◆ **AIM OF THE EXERCISE**: Find each line containing the word "image" and report how many there are. Add nothing else.

**** GIVEN RECORDS

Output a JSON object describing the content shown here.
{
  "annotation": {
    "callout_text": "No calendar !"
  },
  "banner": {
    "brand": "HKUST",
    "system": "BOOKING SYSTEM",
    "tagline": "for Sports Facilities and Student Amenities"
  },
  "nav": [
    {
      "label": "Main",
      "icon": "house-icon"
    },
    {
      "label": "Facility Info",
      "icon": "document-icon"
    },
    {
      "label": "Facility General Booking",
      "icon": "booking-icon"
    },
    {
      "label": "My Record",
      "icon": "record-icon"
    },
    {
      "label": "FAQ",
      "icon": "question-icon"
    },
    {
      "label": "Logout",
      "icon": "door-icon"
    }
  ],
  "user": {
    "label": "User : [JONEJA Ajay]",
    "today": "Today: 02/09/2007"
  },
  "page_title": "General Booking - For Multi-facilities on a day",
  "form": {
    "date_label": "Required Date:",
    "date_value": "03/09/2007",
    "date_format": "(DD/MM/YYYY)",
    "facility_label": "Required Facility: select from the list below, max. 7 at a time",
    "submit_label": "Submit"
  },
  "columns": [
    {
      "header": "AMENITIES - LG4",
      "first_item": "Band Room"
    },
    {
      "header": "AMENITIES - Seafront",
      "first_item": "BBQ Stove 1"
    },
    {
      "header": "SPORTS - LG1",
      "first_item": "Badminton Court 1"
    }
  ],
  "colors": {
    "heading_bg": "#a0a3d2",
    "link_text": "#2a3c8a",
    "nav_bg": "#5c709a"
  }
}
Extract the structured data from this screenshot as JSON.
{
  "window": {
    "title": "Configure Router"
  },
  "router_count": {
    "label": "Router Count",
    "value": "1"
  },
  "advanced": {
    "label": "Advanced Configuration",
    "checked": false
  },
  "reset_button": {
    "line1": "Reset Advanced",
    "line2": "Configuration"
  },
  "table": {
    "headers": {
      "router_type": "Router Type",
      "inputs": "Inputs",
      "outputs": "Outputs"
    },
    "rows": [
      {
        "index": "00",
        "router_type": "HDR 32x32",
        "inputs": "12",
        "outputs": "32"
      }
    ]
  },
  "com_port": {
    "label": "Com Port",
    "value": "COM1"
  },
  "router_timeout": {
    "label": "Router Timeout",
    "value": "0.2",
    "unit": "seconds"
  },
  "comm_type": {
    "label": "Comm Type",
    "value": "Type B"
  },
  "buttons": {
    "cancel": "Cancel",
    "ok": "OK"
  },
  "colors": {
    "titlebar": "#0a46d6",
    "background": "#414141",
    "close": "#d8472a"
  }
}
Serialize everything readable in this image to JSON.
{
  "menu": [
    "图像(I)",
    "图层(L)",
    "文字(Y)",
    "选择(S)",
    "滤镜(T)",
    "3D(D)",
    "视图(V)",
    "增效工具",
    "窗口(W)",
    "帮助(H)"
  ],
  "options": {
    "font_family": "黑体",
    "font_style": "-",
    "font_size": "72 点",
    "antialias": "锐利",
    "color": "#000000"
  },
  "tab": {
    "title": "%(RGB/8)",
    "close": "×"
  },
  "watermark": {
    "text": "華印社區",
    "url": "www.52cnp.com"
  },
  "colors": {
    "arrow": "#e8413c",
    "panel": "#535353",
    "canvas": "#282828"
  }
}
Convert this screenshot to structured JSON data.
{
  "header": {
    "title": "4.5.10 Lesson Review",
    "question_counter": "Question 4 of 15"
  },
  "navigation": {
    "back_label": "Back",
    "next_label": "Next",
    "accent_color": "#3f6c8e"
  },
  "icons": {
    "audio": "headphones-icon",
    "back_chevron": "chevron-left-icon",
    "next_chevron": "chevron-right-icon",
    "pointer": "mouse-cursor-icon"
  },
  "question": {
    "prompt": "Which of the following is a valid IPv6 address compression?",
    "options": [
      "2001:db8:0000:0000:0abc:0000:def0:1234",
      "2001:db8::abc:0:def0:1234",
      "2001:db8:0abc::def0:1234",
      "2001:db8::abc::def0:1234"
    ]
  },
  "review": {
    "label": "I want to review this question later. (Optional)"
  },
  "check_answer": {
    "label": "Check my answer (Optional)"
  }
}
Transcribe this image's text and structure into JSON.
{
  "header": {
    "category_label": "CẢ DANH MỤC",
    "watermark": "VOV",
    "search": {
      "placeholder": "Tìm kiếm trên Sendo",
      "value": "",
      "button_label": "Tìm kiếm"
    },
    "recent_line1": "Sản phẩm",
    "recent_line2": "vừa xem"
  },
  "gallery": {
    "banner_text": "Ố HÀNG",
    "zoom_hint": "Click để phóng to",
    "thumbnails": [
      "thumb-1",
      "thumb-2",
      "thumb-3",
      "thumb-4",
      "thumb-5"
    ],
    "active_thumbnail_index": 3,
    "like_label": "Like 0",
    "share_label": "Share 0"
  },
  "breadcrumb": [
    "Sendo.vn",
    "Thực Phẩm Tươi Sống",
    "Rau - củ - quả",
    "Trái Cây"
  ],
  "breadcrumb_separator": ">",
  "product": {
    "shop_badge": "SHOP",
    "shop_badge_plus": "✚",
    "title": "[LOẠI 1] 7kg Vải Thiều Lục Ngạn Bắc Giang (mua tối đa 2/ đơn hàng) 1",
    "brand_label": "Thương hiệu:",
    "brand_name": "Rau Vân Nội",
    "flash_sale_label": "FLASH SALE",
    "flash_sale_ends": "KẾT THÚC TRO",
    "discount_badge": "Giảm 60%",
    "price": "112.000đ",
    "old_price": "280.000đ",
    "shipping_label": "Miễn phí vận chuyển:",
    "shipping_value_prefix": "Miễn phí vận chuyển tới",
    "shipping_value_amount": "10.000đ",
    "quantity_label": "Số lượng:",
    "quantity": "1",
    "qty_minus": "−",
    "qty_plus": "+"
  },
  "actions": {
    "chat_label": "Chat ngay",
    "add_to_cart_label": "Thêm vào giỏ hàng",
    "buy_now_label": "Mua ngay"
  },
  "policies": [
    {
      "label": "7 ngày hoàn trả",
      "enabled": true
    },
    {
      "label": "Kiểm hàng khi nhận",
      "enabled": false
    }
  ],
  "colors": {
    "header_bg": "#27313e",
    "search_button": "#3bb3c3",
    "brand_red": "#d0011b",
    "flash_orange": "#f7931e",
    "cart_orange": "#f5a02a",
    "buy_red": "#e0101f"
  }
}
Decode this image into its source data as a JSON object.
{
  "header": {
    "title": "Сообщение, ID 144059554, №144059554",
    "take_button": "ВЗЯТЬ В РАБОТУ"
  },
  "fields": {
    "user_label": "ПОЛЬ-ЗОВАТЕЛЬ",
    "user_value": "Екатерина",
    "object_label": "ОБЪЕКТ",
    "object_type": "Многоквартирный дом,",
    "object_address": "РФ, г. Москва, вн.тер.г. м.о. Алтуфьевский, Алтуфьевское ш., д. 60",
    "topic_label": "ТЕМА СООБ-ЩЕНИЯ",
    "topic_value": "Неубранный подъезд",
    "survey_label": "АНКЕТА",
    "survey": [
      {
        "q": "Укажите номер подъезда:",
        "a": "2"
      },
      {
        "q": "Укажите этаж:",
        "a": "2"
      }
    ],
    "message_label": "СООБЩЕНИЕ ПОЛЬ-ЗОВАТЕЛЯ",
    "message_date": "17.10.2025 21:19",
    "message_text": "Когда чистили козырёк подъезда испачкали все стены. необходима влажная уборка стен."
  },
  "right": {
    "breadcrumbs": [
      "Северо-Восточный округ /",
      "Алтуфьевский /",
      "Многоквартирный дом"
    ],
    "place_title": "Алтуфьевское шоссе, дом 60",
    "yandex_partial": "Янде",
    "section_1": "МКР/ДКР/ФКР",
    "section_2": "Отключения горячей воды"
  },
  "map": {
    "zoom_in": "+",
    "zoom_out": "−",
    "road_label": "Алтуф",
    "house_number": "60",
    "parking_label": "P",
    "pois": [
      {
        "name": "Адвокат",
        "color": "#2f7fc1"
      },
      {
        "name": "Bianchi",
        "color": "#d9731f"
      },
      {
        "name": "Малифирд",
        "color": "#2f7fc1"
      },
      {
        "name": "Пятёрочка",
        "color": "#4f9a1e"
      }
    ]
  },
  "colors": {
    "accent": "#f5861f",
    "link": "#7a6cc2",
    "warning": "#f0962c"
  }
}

********

◆ **EXERCISE OUTPUT**: 3